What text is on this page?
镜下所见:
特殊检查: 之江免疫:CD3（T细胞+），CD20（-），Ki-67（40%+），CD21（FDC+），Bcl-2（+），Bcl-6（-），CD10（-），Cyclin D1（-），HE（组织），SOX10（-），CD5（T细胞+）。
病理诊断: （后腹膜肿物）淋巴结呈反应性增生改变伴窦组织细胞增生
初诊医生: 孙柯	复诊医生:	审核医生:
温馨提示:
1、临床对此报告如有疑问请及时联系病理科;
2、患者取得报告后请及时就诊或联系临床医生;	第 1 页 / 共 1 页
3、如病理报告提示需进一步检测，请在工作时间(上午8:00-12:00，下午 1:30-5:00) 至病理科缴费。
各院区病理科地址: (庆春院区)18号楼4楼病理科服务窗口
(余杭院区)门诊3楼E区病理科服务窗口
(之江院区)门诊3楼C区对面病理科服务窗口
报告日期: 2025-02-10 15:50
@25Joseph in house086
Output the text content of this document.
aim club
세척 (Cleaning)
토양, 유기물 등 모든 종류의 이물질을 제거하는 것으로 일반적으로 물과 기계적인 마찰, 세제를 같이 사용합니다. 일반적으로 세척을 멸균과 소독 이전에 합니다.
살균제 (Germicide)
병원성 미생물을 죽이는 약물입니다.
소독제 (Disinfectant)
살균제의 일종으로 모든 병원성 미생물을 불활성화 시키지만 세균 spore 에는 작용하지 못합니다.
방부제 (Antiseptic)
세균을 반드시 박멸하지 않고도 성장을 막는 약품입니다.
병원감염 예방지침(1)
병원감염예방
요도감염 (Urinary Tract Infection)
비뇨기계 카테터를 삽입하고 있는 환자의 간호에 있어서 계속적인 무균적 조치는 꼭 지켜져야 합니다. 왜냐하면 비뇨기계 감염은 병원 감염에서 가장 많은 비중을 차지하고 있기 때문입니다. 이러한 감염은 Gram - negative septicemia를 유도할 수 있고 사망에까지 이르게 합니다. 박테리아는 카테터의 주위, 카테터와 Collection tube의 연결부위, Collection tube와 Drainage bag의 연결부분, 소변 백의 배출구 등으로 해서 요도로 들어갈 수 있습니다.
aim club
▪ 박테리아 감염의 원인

WRITTEN TASK:
Give the entries once more, exactly as they appear.

SOLVED PROBLEM:
What text is on this page?
镜下所见:
特殊检查: 之江免疫:CD3（T细胞+），CD20（-），Ki-67（40%+），CD21（FDC+），Bcl-2（+），Bcl-6（-），CD10（-），Cyclin D1（-），HE（组织），SOX10（-），CD5（T细胞+）。
病理诊断: （后腹膜肿物）淋巴结呈反应性增生改变伴窦组织细胞增生
初诊医生: 孙柯	复诊医生:	审核医生:
温馨提示:
1、临床对此报告如有疑问请及时联系病理科;
2、患者取得报告后请及时就诊或联系临床医生;	第 1 页 / 共 1 页
3、如病理报告提示需进一步检测，请在工作时间(上午8:00-12:00，下午 1:30-5:00) 至病理科缴费。
各院区病理科地址: (庆春院区)18号楼4楼病理科服务窗口
(余杭院区)门诊3楼E区病理科服务窗口
(之江院区)门诊3楼C区对面病理科服务窗口
报告日期: 2025-02-10 15:50
@25Joseph in house086
Output the text content of this document.
aim club
세척 (Cleaning)
토양, 유기물 등 모든 종류의 이물질을 제거하는 것으로 일반적으로 물과 기계적인 마찰, 세제를 같이 사용합니다. 일반적으로 세척을 멸균과 소독 이전에 합니다.
살균제 (Germicide)
병원성 미생물을 죽이는 약물입니다.
소독제 (Disinfectant)
살균제의 일종으로 모든 병원성 미생물을 불활성화 시키지만 세균 spore 에는 작용하지 못합니다.
방부제 (Antiseptic)
세균을 반드시 박멸하지 않고도 성장을 막는 약품입니다.
병원감염 예방지침(1)
병원감염예방
요도감염 (Urinary Tract Infection)
비뇨기계 카테터를 삽입하고 있는 환자의 간호에 있어서 계속적인 무균적 조치는 꼭 지켜져야 합니다. 왜냐하면 비뇨기계 감염은 병원 감염에서 가장 많은 비중을 차지하고 있기 때문입니다. 이러한 감염은 Gram - negative septicemia를 유도할 수 있고 사망에까지 이르게 합니다. 박테리아는 카테터의 주위, 카테터와 Collection tube의 연결부위, Collection tube와 Drainage bag의 연결부분, 소변 백의 배출구 등으로 해서 요도로 들어갈 수 있습니다.
aim club
▪ 박테리아 감염의 원인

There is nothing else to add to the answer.